**Your goal**
Locate the string "survival" throughout the material and copy every line in which it occurs.

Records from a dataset
* start *

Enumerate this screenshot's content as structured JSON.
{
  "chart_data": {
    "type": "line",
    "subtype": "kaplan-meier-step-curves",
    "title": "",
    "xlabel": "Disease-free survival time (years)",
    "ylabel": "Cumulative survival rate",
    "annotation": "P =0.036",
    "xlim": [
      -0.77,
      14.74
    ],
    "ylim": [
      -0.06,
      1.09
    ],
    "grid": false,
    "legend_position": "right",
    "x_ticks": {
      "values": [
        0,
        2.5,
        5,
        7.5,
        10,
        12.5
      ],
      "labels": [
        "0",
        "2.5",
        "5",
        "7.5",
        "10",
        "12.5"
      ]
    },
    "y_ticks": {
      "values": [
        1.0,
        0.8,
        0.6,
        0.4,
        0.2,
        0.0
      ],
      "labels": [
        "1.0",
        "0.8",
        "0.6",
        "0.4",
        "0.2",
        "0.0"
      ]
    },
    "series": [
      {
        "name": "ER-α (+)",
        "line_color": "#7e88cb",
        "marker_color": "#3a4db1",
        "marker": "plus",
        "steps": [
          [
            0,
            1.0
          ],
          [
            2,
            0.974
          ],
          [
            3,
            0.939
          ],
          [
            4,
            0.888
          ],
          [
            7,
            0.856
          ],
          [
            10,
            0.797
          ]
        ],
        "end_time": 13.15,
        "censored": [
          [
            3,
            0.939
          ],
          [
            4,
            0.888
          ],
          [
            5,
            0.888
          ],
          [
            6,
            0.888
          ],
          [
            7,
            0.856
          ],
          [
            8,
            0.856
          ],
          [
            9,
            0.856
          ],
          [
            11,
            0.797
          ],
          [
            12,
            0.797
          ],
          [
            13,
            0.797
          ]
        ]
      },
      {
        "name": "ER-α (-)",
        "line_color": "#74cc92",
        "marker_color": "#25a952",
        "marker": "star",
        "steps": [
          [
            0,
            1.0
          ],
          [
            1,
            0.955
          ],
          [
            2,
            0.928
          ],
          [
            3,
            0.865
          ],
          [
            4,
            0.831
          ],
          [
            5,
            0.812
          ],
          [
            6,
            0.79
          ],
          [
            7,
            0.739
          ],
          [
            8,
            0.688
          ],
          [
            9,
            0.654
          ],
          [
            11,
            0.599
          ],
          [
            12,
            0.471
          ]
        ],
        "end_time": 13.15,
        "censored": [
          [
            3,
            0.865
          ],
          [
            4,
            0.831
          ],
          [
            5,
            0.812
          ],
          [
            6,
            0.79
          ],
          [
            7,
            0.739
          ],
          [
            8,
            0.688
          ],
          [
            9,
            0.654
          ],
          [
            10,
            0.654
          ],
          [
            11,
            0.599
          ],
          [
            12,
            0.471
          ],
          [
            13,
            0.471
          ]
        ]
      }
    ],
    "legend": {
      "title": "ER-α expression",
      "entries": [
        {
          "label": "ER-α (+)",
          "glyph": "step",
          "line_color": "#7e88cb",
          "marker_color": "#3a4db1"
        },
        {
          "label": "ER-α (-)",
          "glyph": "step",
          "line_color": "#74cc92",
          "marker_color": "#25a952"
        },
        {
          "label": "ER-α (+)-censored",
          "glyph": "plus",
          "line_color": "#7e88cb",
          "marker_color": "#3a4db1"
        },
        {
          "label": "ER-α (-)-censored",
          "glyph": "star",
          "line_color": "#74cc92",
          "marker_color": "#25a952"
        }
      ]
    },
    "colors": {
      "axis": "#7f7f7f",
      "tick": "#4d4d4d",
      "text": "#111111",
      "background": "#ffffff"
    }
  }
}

* end *

**Task result**
    "xlabel": "Disease-free survival time (years)",
    "ylabel": "Cumulative survival rate",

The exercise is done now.